Count lines holding the word "program". Only the number is wanted.

Data items:
------------

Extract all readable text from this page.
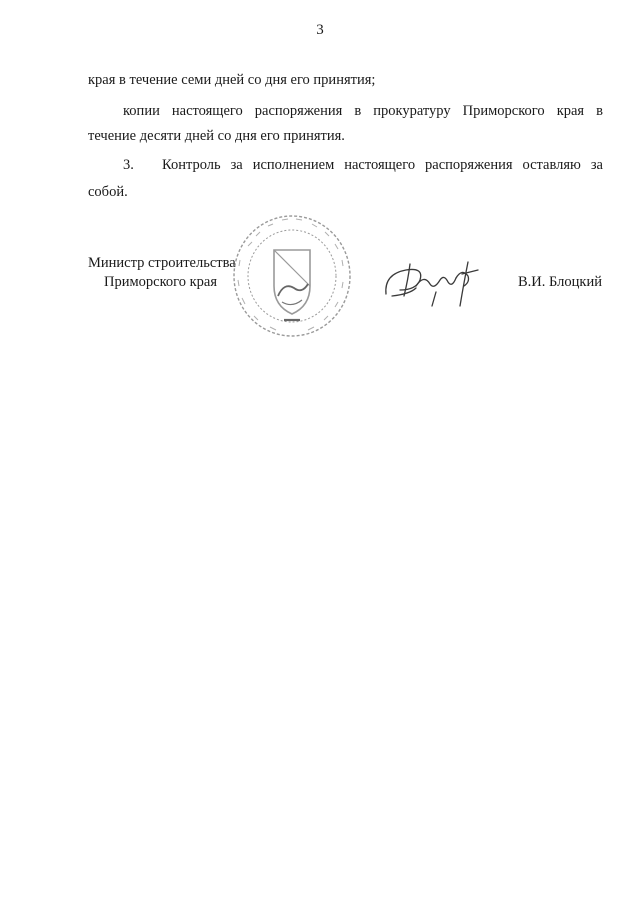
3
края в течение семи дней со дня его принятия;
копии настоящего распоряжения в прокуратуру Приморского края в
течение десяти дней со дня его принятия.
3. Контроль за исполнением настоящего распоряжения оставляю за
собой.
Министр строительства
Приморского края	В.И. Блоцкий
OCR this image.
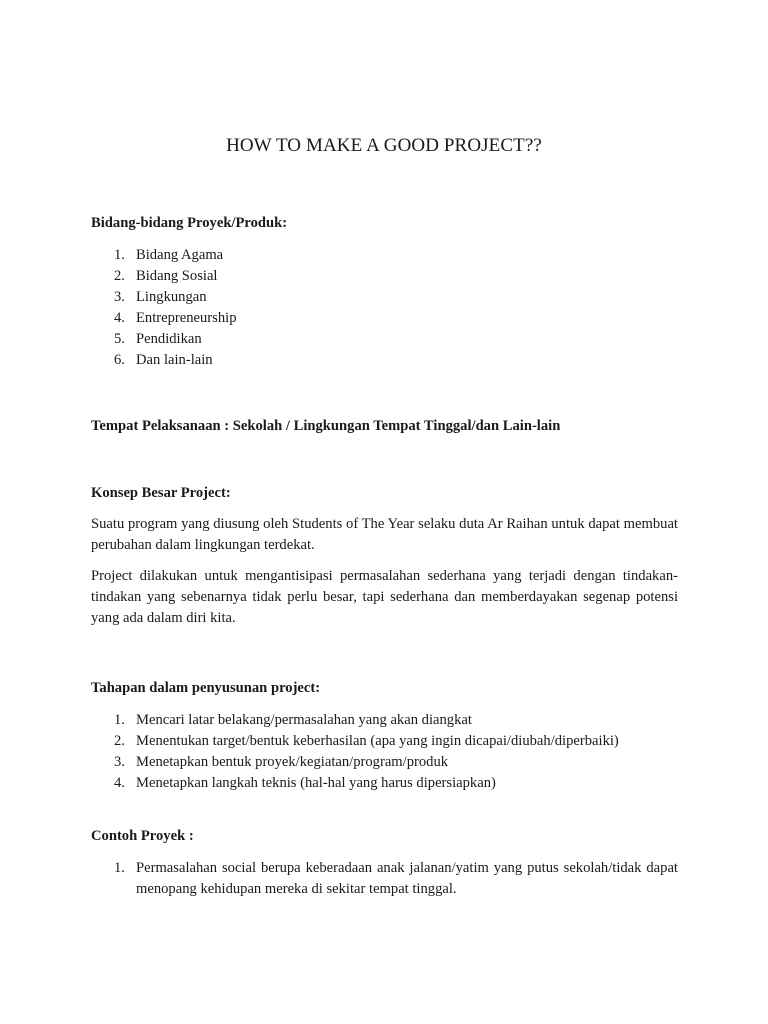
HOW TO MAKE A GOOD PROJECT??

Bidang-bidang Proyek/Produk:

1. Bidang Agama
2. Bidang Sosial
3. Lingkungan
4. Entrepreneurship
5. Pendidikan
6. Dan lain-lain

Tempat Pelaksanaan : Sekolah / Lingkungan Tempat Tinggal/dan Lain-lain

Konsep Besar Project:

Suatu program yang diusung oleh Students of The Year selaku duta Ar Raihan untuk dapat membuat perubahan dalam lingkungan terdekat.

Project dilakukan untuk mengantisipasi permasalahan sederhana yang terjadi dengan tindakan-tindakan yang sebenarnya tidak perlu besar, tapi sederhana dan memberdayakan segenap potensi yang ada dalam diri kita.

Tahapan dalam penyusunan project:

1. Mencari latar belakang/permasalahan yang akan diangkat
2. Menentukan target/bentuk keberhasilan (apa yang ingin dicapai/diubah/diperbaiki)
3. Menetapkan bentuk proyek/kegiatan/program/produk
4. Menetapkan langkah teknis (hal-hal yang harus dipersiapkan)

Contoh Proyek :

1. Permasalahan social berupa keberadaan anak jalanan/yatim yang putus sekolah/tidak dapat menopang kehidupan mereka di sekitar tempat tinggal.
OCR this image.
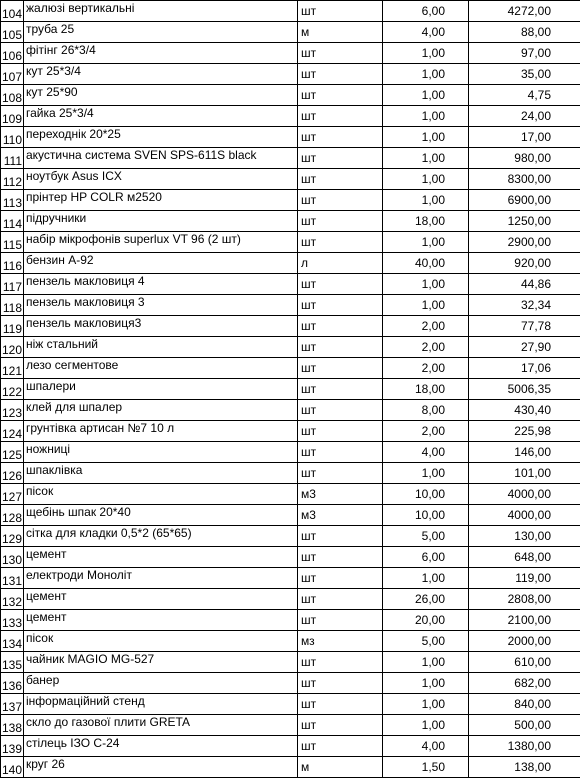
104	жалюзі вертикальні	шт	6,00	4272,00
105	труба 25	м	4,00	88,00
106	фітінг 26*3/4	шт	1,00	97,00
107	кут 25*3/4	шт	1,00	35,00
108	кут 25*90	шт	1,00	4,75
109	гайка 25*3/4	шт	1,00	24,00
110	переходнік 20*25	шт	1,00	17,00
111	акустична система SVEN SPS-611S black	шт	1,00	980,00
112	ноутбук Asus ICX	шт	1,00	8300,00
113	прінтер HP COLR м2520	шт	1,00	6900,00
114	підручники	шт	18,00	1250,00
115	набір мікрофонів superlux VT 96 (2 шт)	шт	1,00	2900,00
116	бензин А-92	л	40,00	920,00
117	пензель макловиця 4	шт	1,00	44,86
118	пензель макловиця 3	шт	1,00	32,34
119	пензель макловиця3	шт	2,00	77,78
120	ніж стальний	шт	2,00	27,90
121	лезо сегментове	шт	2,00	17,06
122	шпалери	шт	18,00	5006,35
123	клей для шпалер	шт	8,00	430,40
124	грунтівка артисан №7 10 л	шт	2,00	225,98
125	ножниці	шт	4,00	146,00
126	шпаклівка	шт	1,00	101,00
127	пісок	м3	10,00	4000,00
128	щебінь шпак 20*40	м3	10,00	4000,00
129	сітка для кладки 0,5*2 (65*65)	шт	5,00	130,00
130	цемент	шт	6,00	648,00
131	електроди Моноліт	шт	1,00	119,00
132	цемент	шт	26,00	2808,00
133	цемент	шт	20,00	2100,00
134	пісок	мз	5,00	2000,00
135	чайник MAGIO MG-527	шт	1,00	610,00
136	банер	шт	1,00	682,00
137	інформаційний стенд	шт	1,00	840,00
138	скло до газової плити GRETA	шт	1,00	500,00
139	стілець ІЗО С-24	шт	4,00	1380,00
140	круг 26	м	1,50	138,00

------------

§ Task response: 2